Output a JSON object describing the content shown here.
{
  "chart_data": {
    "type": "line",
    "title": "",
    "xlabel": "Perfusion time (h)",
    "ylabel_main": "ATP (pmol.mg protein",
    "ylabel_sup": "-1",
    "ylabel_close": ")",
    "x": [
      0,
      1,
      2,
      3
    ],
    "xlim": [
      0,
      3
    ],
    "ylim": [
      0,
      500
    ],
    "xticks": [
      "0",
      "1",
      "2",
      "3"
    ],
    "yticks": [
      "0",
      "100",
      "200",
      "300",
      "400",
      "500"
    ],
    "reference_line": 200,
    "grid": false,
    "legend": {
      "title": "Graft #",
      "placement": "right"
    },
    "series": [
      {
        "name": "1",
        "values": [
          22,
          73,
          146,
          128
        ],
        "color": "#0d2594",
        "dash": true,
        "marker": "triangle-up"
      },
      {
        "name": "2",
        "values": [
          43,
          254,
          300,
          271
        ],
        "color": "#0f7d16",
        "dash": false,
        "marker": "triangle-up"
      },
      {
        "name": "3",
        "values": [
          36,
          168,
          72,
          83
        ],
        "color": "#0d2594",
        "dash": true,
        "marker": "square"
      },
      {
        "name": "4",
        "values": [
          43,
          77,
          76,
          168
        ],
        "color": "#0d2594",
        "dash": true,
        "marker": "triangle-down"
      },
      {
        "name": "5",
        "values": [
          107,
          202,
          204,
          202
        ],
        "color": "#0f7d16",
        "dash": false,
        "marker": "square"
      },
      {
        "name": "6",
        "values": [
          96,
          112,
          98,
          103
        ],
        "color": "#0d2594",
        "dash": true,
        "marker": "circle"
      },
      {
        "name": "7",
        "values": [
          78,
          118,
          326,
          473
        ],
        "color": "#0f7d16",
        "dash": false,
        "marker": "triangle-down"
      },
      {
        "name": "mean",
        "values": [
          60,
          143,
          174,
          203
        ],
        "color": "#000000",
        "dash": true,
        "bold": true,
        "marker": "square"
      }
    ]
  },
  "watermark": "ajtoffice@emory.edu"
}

» **YOUR OBJECTIVE**
Output every entry exactly.

» **ANSWER TO THIS PROBLEM**
Output a JSON object describing the content shown here.
{
  "chart_data": {
    "type": "line",
    "title": "",
    "xlabel": "Perfusion time (h)",
    "ylabel_main": "ATP (pmol.mg protein",
    "ylabel_sup": "-1",
    "ylabel_close": ")",
    "x": [
      0,
      1,
      2,
      3
    ],
    "xlim": [
      0,
      3
    ],
    "ylim": [
      0,
      500
    ],
    "xticks": [
      "0",
      "1",
      "2",
      "3"
    ],
    "yticks": [
      "0",
      "100",
      "200",
      "300",
      "400",
      "500"
    ],
    "reference_line": 200,
    "grid": false,
    "legend": {
      "title": "Graft #",
      "placement": "right"
    },
    "series": [
      {
        "name": "1",
        "values": [
          22,
          73,
          146,
          128
        ],
        "color": "#0d2594",
        "dash": true,
        "marker": "triangle-up"
      },
      {
        "name": "2",
        "values": [
          43,
          254,
          300,
          271
        ],
        "color": "#0f7d16",
        "dash": false,
        "marker": "triangle-up"
      },
      {
        "name": "3",
        "values": [
          36,
          168,
          72,
          83
        ],
        "color": "#0d2594",
        "dash": true,
        "marker": "square"
      },
      {
        "name": "4",
        "values": [
          43,
          77,
          76,
          168
        ],
        "color": "#0d2594",
        "dash": true,
        "marker": "triangle-down"
      },
      {
        "name": "5",
        "values": [
          107,
          202,
          204,
          202
        ],
        "color": "#0f7d16",
        "dash": false,
        "marker": "square"
      },
      {
        "name": "6",
        "values": [
          96,
          112,
          98,
          103
        ],
        "color": "#0d2594",
        "dash": true,
        "marker": "circle"
      },
      {
        "name": "7",
        "values": [
          78,
          118,
          326,
          473
        ],
        "color": "#0f7d16",
        "dash": false,
        "marker": "triangle-down"
      },
      {
        "name": "mean",
        "values": [
          60,
          143,
          174,
          203
        ],
        "color": "#000000",
        "dash": true,
        "bold": true,
        "marker": "square"
      }
    ]
  },
  "watermark": "ajtoffice@emory.edu"
}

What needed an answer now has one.